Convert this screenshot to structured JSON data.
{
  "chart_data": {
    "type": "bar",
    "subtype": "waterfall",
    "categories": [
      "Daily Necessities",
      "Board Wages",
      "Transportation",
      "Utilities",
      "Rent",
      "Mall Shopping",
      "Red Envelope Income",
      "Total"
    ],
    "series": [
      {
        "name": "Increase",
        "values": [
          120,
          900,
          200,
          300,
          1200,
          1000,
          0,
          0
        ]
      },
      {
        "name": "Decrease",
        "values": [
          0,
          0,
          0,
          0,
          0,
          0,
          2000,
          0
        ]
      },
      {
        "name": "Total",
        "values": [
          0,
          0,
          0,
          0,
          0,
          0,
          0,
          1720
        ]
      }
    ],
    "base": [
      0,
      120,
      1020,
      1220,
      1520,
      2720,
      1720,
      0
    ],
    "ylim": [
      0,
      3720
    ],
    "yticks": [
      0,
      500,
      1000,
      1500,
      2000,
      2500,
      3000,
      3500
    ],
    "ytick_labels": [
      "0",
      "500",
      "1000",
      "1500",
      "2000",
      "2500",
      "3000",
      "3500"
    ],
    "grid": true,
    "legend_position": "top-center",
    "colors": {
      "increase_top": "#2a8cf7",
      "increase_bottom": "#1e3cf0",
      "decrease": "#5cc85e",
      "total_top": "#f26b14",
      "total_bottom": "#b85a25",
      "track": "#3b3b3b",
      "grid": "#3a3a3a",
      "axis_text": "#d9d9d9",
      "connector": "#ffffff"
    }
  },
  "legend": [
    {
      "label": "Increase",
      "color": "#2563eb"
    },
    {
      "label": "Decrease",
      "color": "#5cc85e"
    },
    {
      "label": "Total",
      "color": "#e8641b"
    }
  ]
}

### The task
Write the material out exactly, with nothing left out.

### Reply to the task
Convert this screenshot to structured JSON data.
{
  "chart_data": {
    "type": "bar",
    "subtype": "waterfall",
    "categories": [
      "Daily Necessities",
      "Board Wages",
      "Transportation",
      "Utilities",
      "Rent",
      "Mall Shopping",
      "Red Envelope Income",
      "Total"
    ],
    "series": [
      {
        "name": "Increase",
        "values": [
          120,
          900,
          200,
          300,
          1200,
          1000,
          0,
          0
        ]
      },
      {
        "name": "Decrease",
        "values": [
          0,
          0,
          0,
          0,
          0,
          0,
          2000,
          0
        ]
      },
      {
        "name": "Total",
        "values": [
          0,
          0,
          0,
          0,
          0,
          0,
          0,
          1720
        ]
      }
    ],
    "base": [
      0,
      120,
      1020,
      1220,
      1520,
      2720,
      1720,
      0
    ],
    "ylim": [
      0,
      3720
    ],
    "yticks": [
      0,
      500,
      1000,
      1500,
      2000,
      2500,
      3000,
      3500
    ],
    "ytick_labels": [
      "0",
      "500",
      "1000",
      "1500",
      "2000",
      "2500",
      "3000",
      "3500"
    ],
    "grid": true,
    "legend_position": "top-center",
    "colors": {
      "increase_top": "#2a8cf7",
      "increase_bottom": "#1e3cf0",
      "decrease": "#5cc85e",
      "total_top": "#f26b14",
      "total_bottom": "#b85a25",
      "track": "#3b3b3b",
      "grid": "#3a3a3a",
      "axis_text": "#d9d9d9",
      "connector": "#ffffff"
    }
  },
  "legend": [
    {
      "label": "Increase",
      "color": "#2563eb"
    },
    {
      "label": "Decrease",
      "color": "#5cc85e"
    },
    {
      "label": "Total",
      "color": "#e8641b"
    }
  ]
}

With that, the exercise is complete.